## Provided material
☆ ☆ ☆ ☆ ☆

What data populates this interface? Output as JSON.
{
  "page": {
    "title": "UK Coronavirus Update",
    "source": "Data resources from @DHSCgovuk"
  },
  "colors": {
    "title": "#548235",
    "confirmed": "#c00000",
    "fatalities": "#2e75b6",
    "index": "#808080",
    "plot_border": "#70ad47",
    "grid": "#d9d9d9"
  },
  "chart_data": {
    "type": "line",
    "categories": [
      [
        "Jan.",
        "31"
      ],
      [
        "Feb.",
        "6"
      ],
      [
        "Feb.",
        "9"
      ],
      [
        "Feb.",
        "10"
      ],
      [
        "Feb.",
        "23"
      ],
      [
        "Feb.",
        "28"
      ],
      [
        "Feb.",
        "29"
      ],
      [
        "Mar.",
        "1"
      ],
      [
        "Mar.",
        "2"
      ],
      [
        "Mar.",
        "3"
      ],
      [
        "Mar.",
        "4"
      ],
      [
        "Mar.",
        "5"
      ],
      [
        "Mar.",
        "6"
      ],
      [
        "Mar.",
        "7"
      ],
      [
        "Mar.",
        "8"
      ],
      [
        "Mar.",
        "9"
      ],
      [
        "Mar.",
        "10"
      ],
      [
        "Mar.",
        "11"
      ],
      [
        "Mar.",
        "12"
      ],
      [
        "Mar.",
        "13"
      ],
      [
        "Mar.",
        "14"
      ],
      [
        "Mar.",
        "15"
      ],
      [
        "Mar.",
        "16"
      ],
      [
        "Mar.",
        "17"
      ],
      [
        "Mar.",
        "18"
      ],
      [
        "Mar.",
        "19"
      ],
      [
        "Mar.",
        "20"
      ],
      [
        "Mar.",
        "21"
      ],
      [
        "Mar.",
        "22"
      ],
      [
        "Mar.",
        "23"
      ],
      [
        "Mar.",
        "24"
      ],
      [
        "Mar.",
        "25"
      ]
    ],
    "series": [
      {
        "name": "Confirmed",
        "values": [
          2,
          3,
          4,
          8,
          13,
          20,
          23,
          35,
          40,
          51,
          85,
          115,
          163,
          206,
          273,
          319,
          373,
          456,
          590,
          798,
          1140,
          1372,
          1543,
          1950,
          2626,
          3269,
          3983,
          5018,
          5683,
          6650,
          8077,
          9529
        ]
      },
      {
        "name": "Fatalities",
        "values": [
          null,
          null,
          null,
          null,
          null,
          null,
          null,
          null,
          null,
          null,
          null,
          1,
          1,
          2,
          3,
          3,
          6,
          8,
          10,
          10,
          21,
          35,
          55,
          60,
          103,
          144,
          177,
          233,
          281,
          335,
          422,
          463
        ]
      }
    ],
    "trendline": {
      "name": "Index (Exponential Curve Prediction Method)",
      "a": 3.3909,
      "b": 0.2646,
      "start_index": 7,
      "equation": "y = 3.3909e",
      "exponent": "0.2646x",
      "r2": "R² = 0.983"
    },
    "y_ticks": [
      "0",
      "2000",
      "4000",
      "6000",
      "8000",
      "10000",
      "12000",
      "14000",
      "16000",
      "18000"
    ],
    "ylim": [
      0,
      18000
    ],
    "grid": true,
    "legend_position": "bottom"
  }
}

☆ ☆ ☆ ☆ ☆

If a line in the material contains the word "title", copy that line.

    "title": "UK Coronavirus Update",
    "title": "#548235",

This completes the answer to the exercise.